===== INPUT MATERIAL

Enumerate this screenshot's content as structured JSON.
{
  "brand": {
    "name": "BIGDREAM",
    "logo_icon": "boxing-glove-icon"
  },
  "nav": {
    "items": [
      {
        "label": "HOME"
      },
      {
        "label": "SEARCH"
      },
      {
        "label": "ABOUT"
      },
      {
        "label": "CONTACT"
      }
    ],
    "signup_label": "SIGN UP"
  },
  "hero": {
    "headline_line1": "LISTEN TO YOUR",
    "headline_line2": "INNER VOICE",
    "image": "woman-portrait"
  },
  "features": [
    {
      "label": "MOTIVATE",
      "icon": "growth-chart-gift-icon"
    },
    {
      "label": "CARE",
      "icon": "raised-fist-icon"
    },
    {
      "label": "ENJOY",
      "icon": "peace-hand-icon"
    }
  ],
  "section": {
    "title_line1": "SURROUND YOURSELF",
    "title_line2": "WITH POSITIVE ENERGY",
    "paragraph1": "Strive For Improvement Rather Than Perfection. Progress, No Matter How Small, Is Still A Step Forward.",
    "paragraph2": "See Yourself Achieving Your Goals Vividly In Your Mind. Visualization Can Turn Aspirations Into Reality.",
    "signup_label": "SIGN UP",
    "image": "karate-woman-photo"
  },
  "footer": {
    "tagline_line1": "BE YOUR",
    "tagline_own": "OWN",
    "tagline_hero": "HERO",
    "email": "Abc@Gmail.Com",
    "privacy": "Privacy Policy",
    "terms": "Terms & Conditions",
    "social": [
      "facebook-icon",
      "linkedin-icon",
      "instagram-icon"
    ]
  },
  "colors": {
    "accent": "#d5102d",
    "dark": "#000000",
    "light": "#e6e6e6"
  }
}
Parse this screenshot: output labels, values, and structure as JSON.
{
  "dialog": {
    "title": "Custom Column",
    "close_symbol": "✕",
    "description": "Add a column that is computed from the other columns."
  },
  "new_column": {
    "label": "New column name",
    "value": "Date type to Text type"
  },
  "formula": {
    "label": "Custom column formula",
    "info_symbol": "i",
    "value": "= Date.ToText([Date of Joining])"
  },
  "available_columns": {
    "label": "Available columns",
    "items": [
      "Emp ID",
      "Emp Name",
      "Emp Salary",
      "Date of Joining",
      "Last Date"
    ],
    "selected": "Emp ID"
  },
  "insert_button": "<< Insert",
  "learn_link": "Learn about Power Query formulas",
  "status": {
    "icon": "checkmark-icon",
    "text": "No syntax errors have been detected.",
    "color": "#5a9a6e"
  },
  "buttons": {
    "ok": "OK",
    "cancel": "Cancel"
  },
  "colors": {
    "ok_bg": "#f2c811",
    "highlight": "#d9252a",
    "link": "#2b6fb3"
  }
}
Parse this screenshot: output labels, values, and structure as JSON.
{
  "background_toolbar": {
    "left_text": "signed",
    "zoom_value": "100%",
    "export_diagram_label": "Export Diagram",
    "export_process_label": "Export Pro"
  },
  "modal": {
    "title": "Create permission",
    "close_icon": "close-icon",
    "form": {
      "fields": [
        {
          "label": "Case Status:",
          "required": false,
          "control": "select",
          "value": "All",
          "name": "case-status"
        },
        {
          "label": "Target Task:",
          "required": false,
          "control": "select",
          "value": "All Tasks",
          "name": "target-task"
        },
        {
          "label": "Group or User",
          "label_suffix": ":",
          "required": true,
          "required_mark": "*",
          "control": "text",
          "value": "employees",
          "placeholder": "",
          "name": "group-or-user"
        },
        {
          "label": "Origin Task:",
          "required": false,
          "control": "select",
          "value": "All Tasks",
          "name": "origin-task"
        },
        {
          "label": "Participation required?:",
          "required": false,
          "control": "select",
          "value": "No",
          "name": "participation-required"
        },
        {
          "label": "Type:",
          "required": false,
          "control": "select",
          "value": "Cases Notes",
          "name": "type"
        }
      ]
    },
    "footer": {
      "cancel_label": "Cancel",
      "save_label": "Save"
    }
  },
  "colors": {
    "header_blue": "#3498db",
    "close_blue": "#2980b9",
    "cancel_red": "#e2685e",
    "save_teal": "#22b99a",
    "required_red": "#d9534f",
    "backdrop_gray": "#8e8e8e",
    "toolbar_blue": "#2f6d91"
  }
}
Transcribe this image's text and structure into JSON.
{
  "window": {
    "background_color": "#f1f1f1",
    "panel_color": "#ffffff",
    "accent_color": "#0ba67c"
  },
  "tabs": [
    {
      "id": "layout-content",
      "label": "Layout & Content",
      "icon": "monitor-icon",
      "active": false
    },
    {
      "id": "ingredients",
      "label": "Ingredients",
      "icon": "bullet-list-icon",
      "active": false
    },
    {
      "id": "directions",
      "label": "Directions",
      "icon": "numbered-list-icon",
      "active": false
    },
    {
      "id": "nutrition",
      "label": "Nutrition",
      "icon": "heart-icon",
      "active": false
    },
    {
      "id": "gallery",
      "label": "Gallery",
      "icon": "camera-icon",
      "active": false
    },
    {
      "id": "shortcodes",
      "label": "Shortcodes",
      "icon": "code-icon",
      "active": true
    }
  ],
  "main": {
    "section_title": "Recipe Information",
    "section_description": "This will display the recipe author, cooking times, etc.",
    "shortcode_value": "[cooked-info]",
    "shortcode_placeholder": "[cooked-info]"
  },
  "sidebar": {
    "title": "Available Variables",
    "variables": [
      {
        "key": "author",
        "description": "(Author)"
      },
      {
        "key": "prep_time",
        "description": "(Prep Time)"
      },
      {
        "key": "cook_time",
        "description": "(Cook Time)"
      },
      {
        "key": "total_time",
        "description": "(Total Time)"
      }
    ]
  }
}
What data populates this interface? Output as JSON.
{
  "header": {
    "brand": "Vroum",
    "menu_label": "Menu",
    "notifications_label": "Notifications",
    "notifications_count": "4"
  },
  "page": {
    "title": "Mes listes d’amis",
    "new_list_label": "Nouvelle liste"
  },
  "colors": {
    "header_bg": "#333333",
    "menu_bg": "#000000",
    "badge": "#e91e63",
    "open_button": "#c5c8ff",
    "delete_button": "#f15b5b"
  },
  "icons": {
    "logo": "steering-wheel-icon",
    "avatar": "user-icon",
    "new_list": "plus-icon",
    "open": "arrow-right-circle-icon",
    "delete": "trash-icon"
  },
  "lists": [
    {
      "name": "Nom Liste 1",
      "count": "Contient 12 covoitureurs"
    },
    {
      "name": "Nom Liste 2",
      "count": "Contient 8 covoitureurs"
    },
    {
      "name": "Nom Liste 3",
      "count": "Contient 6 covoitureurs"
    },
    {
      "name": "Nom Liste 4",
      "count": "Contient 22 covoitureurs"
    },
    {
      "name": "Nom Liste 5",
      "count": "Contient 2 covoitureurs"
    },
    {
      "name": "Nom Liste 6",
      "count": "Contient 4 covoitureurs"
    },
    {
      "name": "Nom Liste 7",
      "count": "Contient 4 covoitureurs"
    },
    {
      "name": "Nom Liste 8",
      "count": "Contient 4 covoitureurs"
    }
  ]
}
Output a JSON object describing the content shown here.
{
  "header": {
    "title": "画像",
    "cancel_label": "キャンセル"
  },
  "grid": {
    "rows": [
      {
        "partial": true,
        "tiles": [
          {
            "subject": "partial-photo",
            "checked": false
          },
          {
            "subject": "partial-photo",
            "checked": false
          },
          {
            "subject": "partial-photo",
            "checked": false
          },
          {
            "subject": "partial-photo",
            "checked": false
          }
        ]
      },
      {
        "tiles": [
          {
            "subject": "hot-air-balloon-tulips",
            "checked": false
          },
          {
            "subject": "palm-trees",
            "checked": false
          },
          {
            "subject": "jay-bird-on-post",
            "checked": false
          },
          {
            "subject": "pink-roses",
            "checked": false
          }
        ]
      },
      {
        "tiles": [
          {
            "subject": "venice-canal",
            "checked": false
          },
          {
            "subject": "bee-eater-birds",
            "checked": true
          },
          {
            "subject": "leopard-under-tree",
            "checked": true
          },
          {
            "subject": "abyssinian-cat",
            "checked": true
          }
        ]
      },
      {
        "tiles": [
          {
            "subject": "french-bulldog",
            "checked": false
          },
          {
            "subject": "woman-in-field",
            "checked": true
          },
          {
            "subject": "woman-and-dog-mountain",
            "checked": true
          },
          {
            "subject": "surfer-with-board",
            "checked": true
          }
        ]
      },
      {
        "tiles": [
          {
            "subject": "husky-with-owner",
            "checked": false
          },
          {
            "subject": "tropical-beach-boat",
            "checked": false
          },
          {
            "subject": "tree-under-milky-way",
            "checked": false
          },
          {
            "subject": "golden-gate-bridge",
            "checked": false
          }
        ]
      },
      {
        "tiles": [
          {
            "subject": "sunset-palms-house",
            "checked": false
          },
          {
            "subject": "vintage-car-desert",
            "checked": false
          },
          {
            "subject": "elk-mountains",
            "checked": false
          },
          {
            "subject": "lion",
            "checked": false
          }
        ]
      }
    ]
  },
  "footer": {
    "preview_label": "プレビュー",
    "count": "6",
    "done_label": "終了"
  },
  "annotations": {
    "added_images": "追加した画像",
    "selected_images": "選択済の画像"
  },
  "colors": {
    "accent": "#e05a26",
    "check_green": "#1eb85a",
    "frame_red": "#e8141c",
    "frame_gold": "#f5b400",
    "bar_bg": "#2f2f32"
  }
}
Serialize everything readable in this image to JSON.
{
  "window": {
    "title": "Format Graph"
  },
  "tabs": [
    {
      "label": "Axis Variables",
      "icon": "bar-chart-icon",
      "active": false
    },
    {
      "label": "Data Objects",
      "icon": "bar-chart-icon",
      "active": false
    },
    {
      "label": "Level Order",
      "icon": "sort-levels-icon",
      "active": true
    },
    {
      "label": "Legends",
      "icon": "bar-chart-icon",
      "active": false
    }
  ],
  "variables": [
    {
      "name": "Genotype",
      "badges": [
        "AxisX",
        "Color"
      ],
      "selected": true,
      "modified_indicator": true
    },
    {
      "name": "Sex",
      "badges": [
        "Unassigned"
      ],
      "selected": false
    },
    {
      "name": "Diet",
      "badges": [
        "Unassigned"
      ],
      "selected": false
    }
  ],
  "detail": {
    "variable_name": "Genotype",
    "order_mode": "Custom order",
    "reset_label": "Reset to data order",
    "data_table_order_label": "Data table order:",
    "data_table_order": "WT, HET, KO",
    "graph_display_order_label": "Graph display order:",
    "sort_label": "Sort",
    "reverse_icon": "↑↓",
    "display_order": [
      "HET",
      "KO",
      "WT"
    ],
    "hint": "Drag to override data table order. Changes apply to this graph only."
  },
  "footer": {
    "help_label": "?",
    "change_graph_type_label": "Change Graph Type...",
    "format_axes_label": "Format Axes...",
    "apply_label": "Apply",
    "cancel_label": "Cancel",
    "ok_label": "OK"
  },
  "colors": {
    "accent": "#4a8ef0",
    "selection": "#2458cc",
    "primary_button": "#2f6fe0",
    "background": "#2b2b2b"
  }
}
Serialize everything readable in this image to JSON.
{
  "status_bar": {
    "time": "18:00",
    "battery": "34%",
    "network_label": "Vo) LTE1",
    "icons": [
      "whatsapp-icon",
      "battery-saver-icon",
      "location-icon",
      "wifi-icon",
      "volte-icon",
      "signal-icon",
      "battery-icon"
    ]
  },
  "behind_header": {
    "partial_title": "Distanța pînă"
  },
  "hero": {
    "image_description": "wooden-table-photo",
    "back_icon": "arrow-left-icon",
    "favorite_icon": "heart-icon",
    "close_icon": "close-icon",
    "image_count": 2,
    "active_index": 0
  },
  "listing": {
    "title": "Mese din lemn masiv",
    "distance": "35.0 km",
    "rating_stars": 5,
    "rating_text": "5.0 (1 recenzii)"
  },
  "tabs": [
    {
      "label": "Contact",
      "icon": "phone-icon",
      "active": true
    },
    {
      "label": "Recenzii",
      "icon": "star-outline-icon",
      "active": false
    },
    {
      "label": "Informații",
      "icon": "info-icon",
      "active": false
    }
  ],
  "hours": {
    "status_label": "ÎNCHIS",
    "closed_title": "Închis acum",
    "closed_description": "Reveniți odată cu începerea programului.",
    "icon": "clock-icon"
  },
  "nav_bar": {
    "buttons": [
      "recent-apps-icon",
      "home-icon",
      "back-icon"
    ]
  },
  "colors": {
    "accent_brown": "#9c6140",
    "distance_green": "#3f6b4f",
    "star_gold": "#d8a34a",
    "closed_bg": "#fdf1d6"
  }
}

==========

▸ WHAT IS ASKED
Go through the data above and find the lines with the word "Joining". Copy each of those lines.

▸ EXERCISE OUTPUT
    "value": "= Date.ToText([Date of Joining])"
      "Date of Joining",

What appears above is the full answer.